● Stored records:
==================================================

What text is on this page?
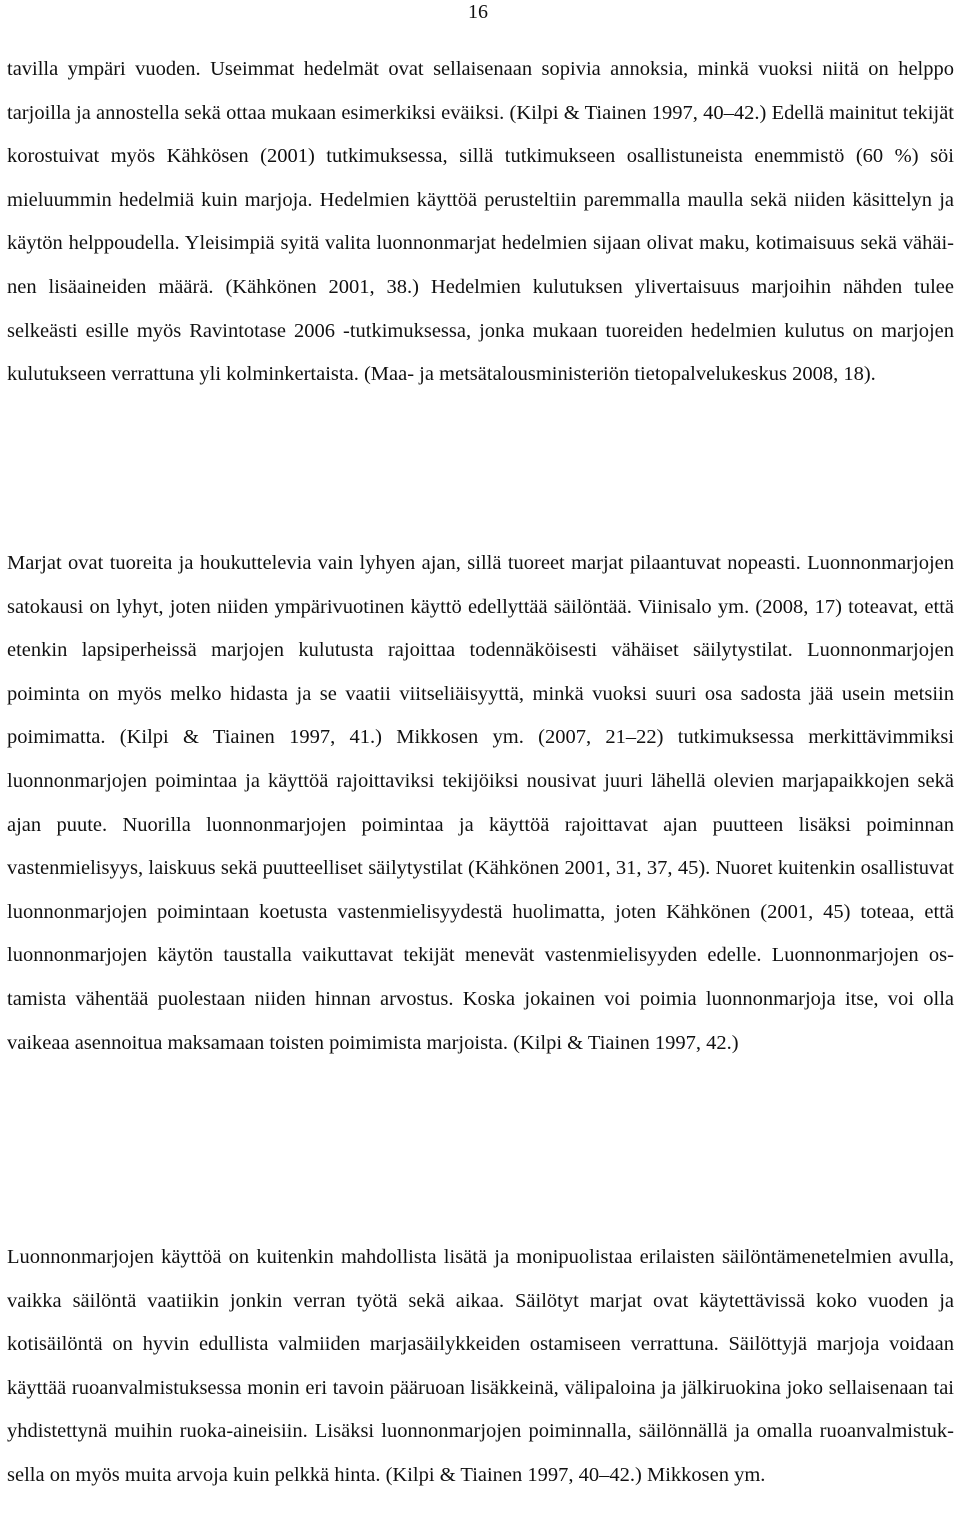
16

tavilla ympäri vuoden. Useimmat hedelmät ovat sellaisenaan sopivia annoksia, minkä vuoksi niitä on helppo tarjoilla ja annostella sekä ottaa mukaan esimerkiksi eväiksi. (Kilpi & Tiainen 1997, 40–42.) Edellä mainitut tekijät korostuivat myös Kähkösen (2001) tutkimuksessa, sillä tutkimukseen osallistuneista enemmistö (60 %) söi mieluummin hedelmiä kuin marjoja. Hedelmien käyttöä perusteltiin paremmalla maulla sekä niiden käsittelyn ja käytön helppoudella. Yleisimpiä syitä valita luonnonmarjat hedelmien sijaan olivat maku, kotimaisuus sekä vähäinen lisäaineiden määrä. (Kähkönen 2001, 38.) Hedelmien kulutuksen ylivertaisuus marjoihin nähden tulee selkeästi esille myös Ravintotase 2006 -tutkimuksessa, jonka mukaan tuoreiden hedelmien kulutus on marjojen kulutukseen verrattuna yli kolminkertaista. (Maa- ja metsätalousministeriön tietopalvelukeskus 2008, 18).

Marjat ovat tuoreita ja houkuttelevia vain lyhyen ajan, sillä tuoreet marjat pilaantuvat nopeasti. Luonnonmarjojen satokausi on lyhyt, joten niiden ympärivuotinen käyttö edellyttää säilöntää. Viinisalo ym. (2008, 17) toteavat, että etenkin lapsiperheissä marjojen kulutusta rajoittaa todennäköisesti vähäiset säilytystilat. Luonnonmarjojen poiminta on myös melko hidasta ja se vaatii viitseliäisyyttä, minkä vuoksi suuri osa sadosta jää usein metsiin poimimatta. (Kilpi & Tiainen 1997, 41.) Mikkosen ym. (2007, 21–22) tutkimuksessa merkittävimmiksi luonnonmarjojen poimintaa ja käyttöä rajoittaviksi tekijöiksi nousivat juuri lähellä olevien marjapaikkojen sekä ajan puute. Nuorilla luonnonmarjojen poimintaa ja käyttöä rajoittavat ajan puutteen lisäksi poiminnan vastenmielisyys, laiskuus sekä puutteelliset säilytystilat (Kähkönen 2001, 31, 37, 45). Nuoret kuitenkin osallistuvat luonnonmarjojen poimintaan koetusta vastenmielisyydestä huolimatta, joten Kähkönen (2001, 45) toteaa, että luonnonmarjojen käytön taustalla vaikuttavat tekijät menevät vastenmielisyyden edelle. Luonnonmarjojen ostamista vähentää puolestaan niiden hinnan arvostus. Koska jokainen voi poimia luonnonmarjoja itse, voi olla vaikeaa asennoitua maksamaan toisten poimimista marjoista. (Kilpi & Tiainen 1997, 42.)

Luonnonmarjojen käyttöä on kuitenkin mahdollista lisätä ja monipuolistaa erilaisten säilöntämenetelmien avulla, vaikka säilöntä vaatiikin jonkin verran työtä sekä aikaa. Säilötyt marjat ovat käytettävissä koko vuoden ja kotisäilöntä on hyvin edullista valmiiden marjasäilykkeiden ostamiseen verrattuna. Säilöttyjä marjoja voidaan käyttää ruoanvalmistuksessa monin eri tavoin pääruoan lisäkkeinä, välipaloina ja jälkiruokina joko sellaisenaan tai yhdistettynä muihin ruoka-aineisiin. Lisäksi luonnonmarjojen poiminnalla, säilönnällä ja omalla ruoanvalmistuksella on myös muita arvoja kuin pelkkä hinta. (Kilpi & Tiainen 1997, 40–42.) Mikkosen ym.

==================================================

● Task objective:
Reproduce every record word for word. The copy must contain no pictures.

● The answer:
What text is on this page?
16

tavilla ympäri vuoden. Useimmat hedelmät ovat sellaisenaan sopivia annoksia, minkä vuoksi niitä on helppo tarjoilla ja annostella sekä ottaa mukaan esimerkiksi eväiksi. (Kilpi & Tiainen 1997, 40–42.) Edellä mainitut tekijät korostuivat myös Kähkösen (2001) tutkimuksessa, sillä tutkimukseen osallistuneista enemmistö (60 %) söi mieluummin hedelmiä kuin marjoja. Hedelmien käyttöä perusteltiin paremmalla maulla sekä niiden käsittelyn ja käytön helppoudella. Yleisimpiä syitä valita luonnonmarjat hedelmien sijaan olivat maku, kotimaisuus sekä vähäinen lisäaineiden määrä. (Kähkönen 2001, 38.) Hedelmien kulutuksen ylivertaisuus marjoihin nähden tulee selkeästi esille myös Ravintotase 2006 -tutkimuksessa, jonka mukaan tuoreiden hedelmien kulutus on marjojen kulutukseen verrattuna yli kolminkertaista. (Maa- ja metsätalousministeriön tietopalvelukeskus 2008, 18).

Marjat ovat tuoreita ja houkuttelevia vain lyhyen ajan, sillä tuoreet marjat pilaantuvat nopeasti. Luonnonmarjojen satokausi on lyhyt, joten niiden ympärivuotinen käyttö edellyttää säilöntää. Viinisalo ym. (2008, 17) toteavat, että etenkin lapsiperheissä marjojen kulutusta rajoittaa todennäköisesti vähäiset säilytystilat. Luonnonmarjojen poiminta on myös melko hidasta ja se vaatii viitseliäisyyttä, minkä vuoksi suuri osa sadosta jää usein metsiin poimimatta. (Kilpi & Tiainen 1997, 41.) Mikkosen ym. (2007, 21–22) tutkimuksessa merkittävimmiksi luonnonmarjojen poimintaa ja käyttöä rajoittaviksi tekijöiksi nousivat juuri lähellä olevien marjapaikkojen sekä ajan puute. Nuorilla luonnonmarjojen poimintaa ja käyttöä rajoittavat ajan puutteen lisäksi poiminnan vastenmielisyys, laiskuus sekä puutteelliset säilytystilat (Kähkönen 2001, 31, 37, 45). Nuoret kuitenkin osallistuvat luonnonmarjojen poimintaan koetusta vastenmielisyydestä huolimatta, joten Kähkönen (2001, 45) toteaa, että luonnonmarjojen käytön taustalla vaikuttavat tekijät menevät vastenmielisyyden edelle. Luonnonmarjojen ostamista vähentää puolestaan niiden hinnan arvostus. Koska jokainen voi poimia luonnonmarjoja itse, voi olla vaikeaa asennoitua maksamaan toisten poimimista marjoista. (Kilpi & Tiainen 1997, 42.)

Luonnonmarjojen käyttöä on kuitenkin mahdollista lisätä ja monipuolistaa erilaisten säilöntämenetelmien avulla, vaikka säilöntä vaatiikin jonkin verran työtä sekä aikaa. Säilötyt marjat ovat käytettävissä koko vuoden ja kotisäilöntä on hyvin edullista valmiiden marjasäilykkeiden ostamiseen verrattuna. Säilöttyjä marjoja voidaan käyttää ruoanvalmistuksessa monin eri tavoin pääruoan lisäkkeinä, välipaloina ja jälkiruokina joko sellaisenaan tai yhdistettynä muihin ruoka-aineisiin. Lisäksi luonnonmarjojen poiminnalla, säilönnällä ja omalla ruoanvalmistuksella on myös muita arvoja kuin pelkkä hinta. (Kilpi & Tiainen 1997, 40–42.) Mikkosen ym.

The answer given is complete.